● Record list

--*--

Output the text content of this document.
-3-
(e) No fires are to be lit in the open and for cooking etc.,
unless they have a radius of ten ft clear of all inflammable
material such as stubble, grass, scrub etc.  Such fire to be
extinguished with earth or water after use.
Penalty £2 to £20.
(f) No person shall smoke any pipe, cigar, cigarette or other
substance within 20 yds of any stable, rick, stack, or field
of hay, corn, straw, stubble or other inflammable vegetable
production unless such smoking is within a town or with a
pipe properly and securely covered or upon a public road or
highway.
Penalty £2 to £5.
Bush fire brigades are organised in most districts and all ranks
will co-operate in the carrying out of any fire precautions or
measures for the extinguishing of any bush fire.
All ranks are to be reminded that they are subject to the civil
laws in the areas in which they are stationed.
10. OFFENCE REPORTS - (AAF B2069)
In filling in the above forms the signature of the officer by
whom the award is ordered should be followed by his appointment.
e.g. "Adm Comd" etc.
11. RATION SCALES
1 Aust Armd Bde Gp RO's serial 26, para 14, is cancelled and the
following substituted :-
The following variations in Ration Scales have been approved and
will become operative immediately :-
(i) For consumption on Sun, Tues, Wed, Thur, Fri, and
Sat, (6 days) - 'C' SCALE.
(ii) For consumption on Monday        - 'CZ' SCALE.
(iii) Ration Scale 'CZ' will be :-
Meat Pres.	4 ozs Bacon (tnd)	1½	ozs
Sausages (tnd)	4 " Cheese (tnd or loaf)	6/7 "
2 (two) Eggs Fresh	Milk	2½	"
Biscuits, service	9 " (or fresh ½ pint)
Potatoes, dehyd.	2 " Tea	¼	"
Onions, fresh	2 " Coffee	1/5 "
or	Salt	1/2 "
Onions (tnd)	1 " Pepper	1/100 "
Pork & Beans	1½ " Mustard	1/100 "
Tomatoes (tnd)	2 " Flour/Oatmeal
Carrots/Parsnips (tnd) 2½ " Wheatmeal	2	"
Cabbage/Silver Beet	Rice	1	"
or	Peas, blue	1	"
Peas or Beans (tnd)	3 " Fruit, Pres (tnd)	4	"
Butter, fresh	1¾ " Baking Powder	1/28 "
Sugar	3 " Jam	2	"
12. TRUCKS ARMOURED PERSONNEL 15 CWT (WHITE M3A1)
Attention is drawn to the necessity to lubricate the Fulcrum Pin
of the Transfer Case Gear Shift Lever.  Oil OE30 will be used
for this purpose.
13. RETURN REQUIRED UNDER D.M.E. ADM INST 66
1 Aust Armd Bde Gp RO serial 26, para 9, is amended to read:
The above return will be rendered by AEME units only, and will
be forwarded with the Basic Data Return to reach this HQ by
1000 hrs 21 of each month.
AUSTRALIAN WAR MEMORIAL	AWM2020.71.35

--*--

● What to work on
Extract the full listing and reproduce each line exactly.

● The response
Output the text content of this document.
-3-
(e) No fires are to be lit in the open and for cooking etc.,
unless they have a radius of ten ft clear of all inflammable
material such as stubble, grass, scrub etc.  Such fire to be
extinguished with earth or water after use.
Penalty £2 to £20.
(f) No person shall smoke any pipe, cigar, cigarette or other
substance within 20 yds of any stable, rick, stack, or field
of hay, corn, straw, stubble or other inflammable vegetable
production unless such smoking is within a town or with a
pipe properly and securely covered or upon a public road or
highway.
Penalty £2 to £5.
Bush fire brigades are organised in most districts and all ranks
will co-operate in the carrying out of any fire precautions or
measures for the extinguishing of any bush fire.
All ranks are to be reminded that they are subject to the civil
laws in the areas in which they are stationed.
10. OFFENCE REPORTS - (AAF B2069)
In filling in the above forms the signature of the officer by
whom the award is ordered should be followed by his appointment.
e.g. "Adm Comd" etc.
11. RATION SCALES
1 Aust Armd Bde Gp RO's serial 26, para 14, is cancelled and the
following substituted :-
The following variations in Ration Scales have been approved and
will become operative immediately :-
(i) For consumption on Sun, Tues, Wed, Thur, Fri, and
Sat, (6 days) - 'C' SCALE.
(ii) For consumption on Monday        - 'CZ' SCALE.
(iii) Ration Scale 'CZ' will be :-
Meat Pres.	4 ozs Bacon (tnd)	1½	ozs
Sausages (tnd)	4 " Cheese (tnd or loaf)	6/7 "
2 (two) Eggs Fresh	Milk	2½	"
Biscuits, service	9 " (or fresh ½ pint)
Potatoes, dehyd.	2 " Tea	¼	"
Onions, fresh	2 " Coffee	1/5 "
or	Salt	1/2 "
Onions (tnd)	1 " Pepper	1/100 "
Pork & Beans	1½ " Mustard	1/100 "
Tomatoes (tnd)	2 " Flour/Oatmeal
Carrots/Parsnips (tnd) 2½ " Wheatmeal	2	"
Cabbage/Silver Beet	Rice	1	"
or	Peas, blue	1	"
Peas or Beans (tnd)	3 " Fruit, Pres (tnd)	4	"
Butter, fresh	1¾ " Baking Powder	1/28 "
Sugar	3 " Jam	2	"
12. TRUCKS ARMOURED PERSONNEL 15 CWT (WHITE M3A1)
Attention is drawn to the necessity to lubricate the Fulcrum Pin
of the Transfer Case Gear Shift Lever.  Oil OE30 will be used
for this purpose.
13. RETURN REQUIRED UNDER D.M.E. ADM INST 66
1 Aust Armd Bde Gp RO serial 26, para 9, is amended to read:
The above return will be rendered by AEME units only, and will
be forwarded with the Basic Data Return to reach this HQ by
1000 hrs 21 of each month.
AUSTRALIAN WAR MEMORIAL	AWM2020.71.35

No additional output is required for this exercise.